# A close look on dull/sharp rotary cutter blades and their effects on cutting bands (Lots of pictures)



## Gardengroove (Feb 13, 2012)

Hello my fellow slingshot enthusiasts!

I thought this could be helpful and interesting for some of you guys. I have had a Fiskars rotary cutter in use with its original blade for 1 year now. At some point I noticed that my bands don't last as long as they did in the beginning when the blade was still very sharp. So I thought it would be cool to have a closer look at the wear of blades, compare new ones to worn out ones and try to sharpen them.

If one of the following points applies for you, you might consider to buy a replacement blade or think about resharpening them:


You can't cut your latex/rubber sheet within one pass
You need to put a lot of pressure on the cutter in order to cut a sheet
Your cutter cuts fine a few inches but there are small sections showing up on the cutting track within certain increments where your material wasn't cut

Let's have a look at my old rotary cutter blade:















From a quick look you couldn't tell the blade was already in very bad shape. With a 10 MP camera you already can see some small nicks and dents on the blade's cutting bevel.

I have a small cheap pocket microscope with 100x magnification. A look through reveals why my blade wasn't cutting smooth any more.

### RAW DATA

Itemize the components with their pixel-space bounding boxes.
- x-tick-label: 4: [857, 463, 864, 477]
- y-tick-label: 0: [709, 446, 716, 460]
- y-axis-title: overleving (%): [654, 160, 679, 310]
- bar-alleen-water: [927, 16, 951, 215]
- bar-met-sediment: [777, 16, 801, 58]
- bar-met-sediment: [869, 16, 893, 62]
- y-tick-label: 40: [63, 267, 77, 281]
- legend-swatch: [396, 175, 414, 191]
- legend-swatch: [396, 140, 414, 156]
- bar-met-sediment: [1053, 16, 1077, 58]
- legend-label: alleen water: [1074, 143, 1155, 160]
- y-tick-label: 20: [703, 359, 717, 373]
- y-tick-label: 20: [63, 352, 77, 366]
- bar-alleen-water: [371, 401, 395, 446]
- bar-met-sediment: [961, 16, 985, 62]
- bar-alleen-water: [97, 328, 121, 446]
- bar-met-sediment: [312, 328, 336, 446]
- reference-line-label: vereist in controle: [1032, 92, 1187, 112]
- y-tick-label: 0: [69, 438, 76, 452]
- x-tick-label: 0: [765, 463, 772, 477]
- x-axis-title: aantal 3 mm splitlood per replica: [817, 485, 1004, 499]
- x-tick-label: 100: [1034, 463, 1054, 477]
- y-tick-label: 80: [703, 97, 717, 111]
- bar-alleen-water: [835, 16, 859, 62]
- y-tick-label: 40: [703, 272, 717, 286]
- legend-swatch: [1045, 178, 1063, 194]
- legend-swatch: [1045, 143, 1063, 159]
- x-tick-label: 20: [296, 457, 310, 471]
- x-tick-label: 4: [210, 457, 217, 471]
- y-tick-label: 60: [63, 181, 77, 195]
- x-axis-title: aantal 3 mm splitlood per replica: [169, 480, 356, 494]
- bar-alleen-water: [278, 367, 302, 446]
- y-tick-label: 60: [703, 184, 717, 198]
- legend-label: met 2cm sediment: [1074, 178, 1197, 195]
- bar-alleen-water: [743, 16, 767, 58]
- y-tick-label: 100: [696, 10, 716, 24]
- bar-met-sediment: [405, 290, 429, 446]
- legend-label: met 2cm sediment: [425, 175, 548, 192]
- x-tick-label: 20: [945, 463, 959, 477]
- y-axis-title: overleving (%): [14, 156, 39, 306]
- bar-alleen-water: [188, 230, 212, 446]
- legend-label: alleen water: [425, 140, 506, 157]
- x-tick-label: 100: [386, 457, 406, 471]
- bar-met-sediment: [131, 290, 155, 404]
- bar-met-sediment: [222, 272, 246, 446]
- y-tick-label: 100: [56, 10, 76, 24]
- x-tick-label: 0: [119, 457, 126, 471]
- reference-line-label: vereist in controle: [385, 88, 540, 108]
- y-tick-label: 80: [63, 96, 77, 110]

### GIVEN EXERCISE 1
Answer these about the forum post on rotary cutter blades, one line each:
(a) How long had the poster been using the Fiskars rotary cutter with its original blade?
(b) What camera resolution showed small nicks and dents on the blade's cutting bevel?
(c) What magnification does the poster's pocket microscope have?
### GIVEN EXERCISE 2
Go on with the forum post on rotary cutter blades, picking up after its last sentence.

### EXPECTED ANSWER 1
(a) 1 year
(b) 10 MP
(c) 100x

### EXPECTED ANSWER 2
I could determine several characteristics:


Saw tooth like shape caused by very fine dents all over the bevel (1st picture)
"Big dents" - approximately 0,1 mm deep (equals 0,004") (2nd picture)
Areas where the edge was bent or folded over (3rd picture)

The "big" dents are the main problem, because the metal has to be removed until the notch disappers. Most likely those notches are responsible for the 3rd point mentioned above.

Before we talk about sharpening, let's have a look at a brand new 45 mm blade...





















Those carbide coated blades come razor sharp, but are also very costly (9 € a piece). It's hard to see on the pictures, but it seems that there is some kind of micro-bevel (3rd picture). The general shape is flawless, compared to my old blade. With the width of the primary bevel and the thickness of the blade, you can easily determine the sharpening angle. It is 10° on the new blade.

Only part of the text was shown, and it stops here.